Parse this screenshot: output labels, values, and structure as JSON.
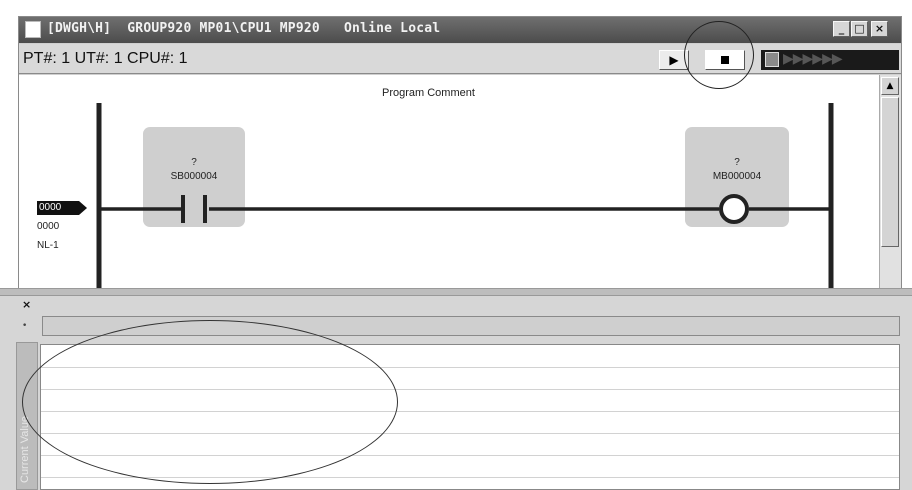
{
  "window": {
    "title": "[DWGH\\H]  GROUP920 MP01\\CPU1 MP920   Online Local",
    "minimize_label": "_",
    "maximize_label": "□",
    "close_label": "×"
  },
  "status_bar": {
    "text": "PT#: 1 UT#: 1 CPU#: 1",
    "run_label": "▶",
    "step_arrows": "▶▶▶▶▶▶"
  },
  "ladder": {
    "program_comment": "Program Comment",
    "step_number": "0000",
    "step_number_2": "0000",
    "nl_label": "NL-1",
    "contact": {
      "comment": "?",
      "address": "SB000004"
    },
    "coil": {
      "comment": "?",
      "address": "MB000004"
    }
  },
  "bottom_pane": {
    "close_label": "×",
    "dot_label": "•",
    "side_tab_label": "Current Value"
  }
}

**WHAT IS REQUIRED:** Pick every line with "address" in it and copy it.

**WRITTEN ANSWER:**
      "address": "SB000004"
      "address": "MB000004"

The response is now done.